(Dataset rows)

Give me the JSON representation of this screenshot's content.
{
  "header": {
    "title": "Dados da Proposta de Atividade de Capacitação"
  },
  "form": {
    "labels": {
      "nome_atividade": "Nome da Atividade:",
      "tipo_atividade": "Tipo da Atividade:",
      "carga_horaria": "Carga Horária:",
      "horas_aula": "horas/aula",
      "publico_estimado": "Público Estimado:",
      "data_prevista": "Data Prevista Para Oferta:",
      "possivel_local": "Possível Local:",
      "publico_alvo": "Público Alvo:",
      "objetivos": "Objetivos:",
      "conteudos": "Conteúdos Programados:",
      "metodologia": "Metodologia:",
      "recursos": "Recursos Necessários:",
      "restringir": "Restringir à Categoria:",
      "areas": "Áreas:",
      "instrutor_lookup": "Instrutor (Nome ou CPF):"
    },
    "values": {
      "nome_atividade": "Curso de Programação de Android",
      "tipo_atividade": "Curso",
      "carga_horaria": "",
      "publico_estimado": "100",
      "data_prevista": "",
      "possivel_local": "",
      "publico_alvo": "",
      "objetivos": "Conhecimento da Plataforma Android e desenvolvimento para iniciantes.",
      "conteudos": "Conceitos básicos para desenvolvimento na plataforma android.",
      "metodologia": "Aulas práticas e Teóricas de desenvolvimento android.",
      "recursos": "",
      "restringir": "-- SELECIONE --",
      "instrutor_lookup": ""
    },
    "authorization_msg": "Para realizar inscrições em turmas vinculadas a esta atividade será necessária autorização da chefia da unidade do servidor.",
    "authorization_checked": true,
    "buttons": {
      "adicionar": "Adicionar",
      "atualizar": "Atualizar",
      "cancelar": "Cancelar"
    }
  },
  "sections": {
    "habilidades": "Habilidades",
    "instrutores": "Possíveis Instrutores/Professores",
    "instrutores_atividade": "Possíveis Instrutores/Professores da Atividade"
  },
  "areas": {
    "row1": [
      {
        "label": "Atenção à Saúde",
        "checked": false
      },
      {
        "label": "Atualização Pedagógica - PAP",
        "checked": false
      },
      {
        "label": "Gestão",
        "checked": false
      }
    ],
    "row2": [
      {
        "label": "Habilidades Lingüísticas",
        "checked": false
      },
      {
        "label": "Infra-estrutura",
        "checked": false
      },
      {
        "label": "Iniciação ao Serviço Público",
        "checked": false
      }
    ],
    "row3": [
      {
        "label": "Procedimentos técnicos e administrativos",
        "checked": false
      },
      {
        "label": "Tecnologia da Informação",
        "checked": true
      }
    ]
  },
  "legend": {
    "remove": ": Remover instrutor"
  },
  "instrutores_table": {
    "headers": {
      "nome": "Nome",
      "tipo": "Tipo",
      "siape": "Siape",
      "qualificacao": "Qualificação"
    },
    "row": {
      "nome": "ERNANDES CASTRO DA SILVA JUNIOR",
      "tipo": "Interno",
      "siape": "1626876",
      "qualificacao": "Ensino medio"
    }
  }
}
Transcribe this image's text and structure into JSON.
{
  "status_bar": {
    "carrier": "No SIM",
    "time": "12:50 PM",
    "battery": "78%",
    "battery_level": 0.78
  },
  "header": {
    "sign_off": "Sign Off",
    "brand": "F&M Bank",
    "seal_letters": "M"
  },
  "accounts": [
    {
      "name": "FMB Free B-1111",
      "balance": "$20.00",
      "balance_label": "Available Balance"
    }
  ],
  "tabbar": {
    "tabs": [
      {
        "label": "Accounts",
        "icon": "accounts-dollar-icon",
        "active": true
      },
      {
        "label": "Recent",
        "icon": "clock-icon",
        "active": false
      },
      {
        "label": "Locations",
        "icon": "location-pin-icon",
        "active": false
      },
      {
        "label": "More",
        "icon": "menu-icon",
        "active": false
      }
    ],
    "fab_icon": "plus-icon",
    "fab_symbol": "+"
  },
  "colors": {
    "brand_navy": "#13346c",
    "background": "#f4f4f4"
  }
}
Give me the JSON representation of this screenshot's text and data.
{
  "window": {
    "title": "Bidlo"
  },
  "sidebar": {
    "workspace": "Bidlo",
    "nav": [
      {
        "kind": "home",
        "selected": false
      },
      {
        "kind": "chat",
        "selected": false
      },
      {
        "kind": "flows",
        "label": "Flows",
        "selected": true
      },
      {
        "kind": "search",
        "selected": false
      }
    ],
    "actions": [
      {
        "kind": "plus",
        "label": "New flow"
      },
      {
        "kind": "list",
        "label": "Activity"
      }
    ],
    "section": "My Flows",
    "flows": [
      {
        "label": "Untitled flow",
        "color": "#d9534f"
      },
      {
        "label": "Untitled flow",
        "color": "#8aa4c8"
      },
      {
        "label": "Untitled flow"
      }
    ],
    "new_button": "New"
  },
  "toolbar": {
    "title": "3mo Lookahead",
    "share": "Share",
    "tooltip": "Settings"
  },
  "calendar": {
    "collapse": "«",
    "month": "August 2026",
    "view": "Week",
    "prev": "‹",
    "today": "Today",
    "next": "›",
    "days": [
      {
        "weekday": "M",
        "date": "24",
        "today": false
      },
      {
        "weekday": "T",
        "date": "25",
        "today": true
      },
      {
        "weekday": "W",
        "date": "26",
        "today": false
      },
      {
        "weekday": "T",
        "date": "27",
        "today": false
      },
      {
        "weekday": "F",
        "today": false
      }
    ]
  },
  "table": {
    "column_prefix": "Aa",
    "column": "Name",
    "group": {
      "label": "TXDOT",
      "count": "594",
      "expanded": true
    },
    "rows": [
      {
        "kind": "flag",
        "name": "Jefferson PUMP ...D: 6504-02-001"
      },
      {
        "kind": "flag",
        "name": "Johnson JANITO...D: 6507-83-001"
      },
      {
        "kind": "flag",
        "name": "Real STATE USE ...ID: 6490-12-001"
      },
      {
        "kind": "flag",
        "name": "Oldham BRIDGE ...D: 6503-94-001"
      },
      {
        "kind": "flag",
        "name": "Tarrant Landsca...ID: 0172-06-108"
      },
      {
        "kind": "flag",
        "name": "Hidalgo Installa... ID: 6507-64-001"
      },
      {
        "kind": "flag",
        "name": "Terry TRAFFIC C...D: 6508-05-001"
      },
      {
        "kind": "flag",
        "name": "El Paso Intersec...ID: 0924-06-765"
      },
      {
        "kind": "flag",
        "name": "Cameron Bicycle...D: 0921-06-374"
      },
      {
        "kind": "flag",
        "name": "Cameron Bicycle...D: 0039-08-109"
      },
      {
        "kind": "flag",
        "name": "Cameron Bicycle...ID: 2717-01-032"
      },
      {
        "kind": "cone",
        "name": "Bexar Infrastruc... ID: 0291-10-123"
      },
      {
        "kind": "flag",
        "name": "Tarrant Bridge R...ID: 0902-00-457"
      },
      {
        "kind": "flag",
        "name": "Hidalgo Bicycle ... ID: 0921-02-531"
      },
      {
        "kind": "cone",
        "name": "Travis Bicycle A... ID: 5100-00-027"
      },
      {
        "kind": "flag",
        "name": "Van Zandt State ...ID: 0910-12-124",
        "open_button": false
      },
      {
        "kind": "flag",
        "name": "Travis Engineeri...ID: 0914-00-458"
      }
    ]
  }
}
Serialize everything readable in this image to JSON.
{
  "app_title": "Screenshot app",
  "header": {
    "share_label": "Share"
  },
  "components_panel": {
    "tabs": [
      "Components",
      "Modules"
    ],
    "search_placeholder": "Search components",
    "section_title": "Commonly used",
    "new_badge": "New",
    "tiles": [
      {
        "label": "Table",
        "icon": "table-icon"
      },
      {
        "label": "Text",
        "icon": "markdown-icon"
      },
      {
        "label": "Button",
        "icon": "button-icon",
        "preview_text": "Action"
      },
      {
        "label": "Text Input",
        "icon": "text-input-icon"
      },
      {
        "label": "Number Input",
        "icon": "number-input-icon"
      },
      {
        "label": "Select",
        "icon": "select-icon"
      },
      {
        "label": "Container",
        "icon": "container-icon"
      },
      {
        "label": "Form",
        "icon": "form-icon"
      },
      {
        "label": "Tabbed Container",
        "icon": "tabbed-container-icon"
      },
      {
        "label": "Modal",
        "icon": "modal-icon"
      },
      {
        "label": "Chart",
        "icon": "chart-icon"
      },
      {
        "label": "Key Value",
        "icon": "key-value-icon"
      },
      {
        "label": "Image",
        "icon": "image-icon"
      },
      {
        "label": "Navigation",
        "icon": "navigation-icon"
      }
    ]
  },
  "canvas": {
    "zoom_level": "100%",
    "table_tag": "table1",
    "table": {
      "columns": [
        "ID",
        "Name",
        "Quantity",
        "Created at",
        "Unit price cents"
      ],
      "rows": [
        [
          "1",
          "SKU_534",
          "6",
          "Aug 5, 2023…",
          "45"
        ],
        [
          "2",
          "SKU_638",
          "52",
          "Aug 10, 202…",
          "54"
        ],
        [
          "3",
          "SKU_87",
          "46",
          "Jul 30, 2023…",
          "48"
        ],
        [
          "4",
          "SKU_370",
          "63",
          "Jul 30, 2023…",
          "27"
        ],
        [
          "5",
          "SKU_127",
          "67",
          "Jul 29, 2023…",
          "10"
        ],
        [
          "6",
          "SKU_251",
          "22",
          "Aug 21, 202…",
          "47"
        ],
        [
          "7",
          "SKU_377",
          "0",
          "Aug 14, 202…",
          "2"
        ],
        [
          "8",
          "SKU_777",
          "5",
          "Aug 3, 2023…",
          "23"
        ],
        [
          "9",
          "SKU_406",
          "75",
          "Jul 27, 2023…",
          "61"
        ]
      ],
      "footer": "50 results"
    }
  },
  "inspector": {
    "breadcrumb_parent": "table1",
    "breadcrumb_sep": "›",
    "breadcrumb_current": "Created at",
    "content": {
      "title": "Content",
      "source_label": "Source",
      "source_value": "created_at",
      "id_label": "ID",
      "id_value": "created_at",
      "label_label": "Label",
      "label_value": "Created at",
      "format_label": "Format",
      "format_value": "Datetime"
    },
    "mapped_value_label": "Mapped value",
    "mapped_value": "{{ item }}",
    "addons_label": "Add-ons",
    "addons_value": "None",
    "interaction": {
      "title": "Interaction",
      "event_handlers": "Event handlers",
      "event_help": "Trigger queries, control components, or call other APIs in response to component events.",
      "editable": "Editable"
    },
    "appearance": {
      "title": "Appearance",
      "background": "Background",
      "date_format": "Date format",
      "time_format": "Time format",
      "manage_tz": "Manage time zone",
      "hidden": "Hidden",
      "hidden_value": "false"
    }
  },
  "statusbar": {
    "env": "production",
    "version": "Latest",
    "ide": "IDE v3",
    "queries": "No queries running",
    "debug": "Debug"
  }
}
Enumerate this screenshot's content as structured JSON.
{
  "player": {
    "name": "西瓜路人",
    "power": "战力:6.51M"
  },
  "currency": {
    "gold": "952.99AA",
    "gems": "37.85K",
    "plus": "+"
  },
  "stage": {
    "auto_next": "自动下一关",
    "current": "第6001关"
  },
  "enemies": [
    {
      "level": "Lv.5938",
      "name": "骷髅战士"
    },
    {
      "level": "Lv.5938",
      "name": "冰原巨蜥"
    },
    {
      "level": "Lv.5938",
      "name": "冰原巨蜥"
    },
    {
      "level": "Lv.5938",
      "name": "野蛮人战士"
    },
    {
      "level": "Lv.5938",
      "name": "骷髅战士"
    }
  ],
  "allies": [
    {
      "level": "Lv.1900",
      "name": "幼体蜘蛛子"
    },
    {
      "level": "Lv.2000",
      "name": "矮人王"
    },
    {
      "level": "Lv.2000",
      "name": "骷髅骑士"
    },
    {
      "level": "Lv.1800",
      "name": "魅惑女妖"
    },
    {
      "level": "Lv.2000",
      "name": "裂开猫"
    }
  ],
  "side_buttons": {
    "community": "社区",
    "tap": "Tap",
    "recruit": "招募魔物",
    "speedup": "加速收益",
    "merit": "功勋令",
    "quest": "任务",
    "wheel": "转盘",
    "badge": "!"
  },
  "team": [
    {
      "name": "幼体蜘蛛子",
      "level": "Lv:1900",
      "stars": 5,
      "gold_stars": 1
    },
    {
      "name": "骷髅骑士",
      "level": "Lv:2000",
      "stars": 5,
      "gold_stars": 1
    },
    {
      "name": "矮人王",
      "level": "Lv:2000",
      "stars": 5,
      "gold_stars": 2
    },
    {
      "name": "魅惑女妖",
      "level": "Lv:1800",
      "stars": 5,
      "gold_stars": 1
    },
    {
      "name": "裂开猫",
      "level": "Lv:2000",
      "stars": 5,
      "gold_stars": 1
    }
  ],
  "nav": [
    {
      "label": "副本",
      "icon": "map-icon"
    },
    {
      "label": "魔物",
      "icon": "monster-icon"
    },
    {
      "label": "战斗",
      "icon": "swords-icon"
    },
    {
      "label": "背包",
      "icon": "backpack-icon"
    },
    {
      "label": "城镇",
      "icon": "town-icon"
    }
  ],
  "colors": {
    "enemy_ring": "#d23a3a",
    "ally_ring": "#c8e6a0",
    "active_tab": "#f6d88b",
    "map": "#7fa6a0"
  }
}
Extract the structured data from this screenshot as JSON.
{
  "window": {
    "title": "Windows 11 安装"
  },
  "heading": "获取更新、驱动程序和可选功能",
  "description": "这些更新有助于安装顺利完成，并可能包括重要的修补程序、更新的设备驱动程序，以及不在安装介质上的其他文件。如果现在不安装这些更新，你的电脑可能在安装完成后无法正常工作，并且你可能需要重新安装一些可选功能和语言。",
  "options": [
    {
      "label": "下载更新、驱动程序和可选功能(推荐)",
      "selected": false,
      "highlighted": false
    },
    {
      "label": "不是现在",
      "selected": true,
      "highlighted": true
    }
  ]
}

### Set exercise
Search the entries for the word "Cameron" and gather every line where it appears.

### Correct output
        "name": "Cameron Bicycle...D: 0921-06-374"
        "name": "Cameron Bicycle...D: 0039-08-109"
        "name": "Cameron Bicycle...ID: 2717-01-032"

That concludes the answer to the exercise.